SHORT TASK:
Restate the listing below word for word, omitting any images.

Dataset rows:
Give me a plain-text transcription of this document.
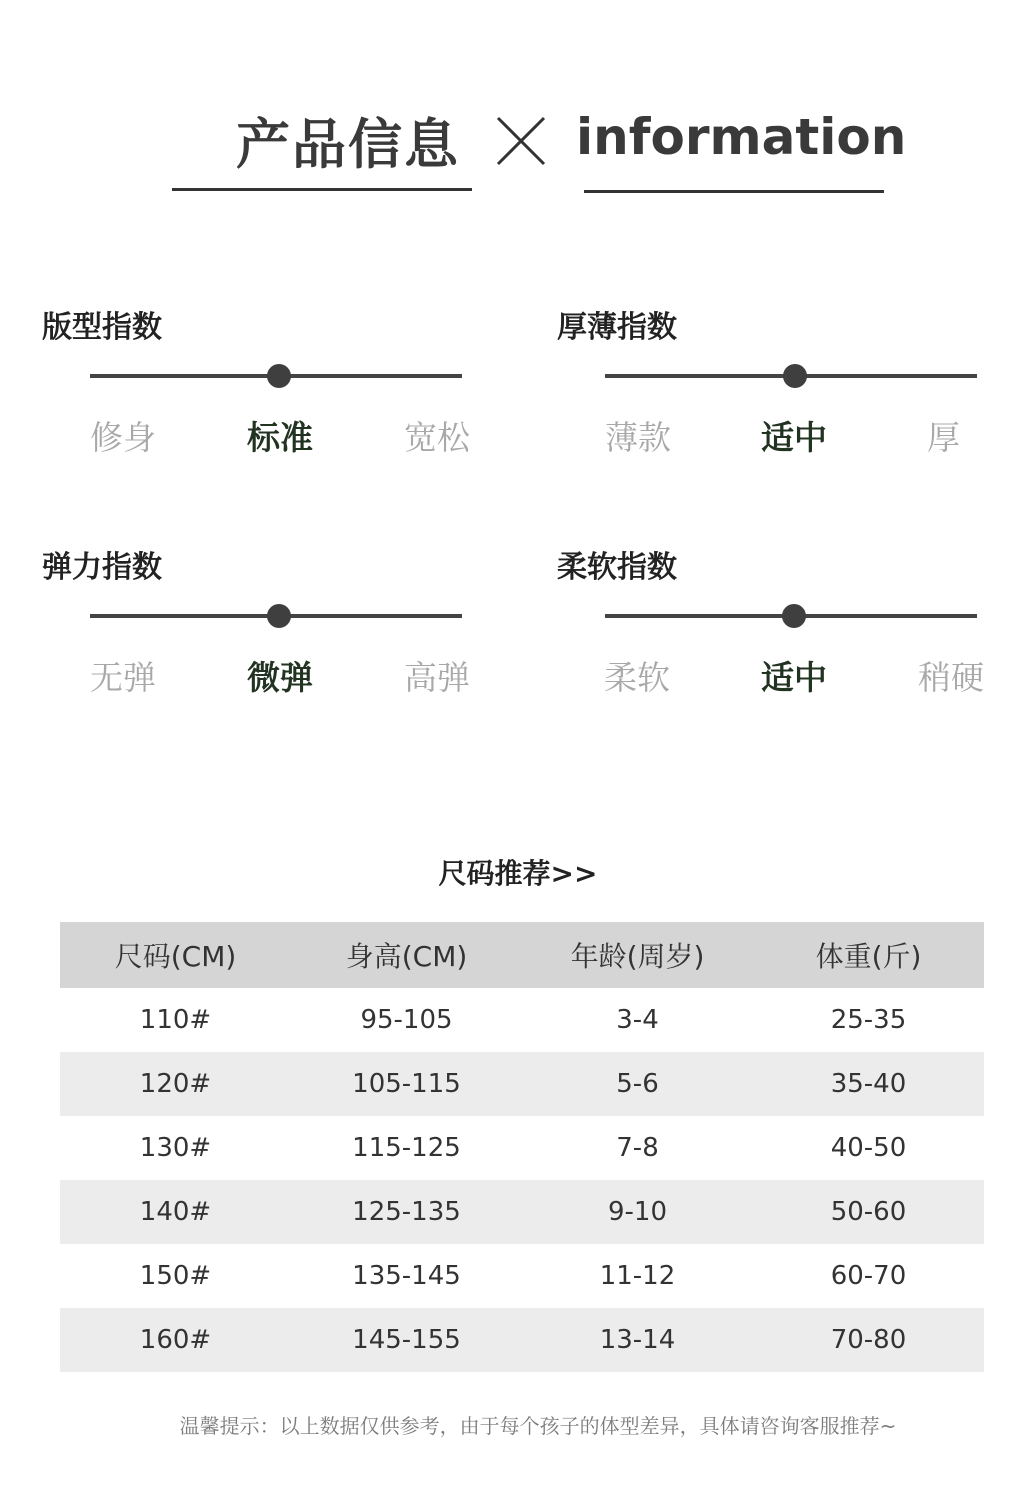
产品信息 information
版型指数
修身	标准	宽松
厚薄指数
薄款	适中	厚
弹力指数
无弹	微弹	高弹
柔软指数
柔软	适中	稍硬
尺码推荐>>
尺码(CM)	身高(CM)	年龄(周岁)	体重(斤)
110#	95-105	3-4	25-35
120#	105-115	5-6	35-40
130#	115-125	7-8	40-50
140#	125-135	9-10	50-60
150#	135-145	11-12	60-70
160#	145-155	13-14	70-80
温馨提示：以上数据仅供参考，由于每个孩子的体型差异，具体请咨询客服推荐~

TASK RESPONSE:
Give me a plain-text transcription of this document.
产品信息 information
版型指数
修身	标准	宽松
厚薄指数
薄款	适中	厚
弹力指数
无弹	微弹	高弹
柔软指数
柔软	适中	稍硬
尺码推荐>>
尺码(CM)	身高(CM)	年龄(周岁)	体重(斤)
110#	95-105	3-4	25-35
120#	105-115	5-6	35-40
130#	115-125	7-8	40-50
140#	125-135	9-10	50-60
150#	135-145	11-12	60-70
160#	145-155	13-14	70-80
温馨提示：以上数据仅供参考，由于每个孩子的体型差异，具体请咨询客服推荐~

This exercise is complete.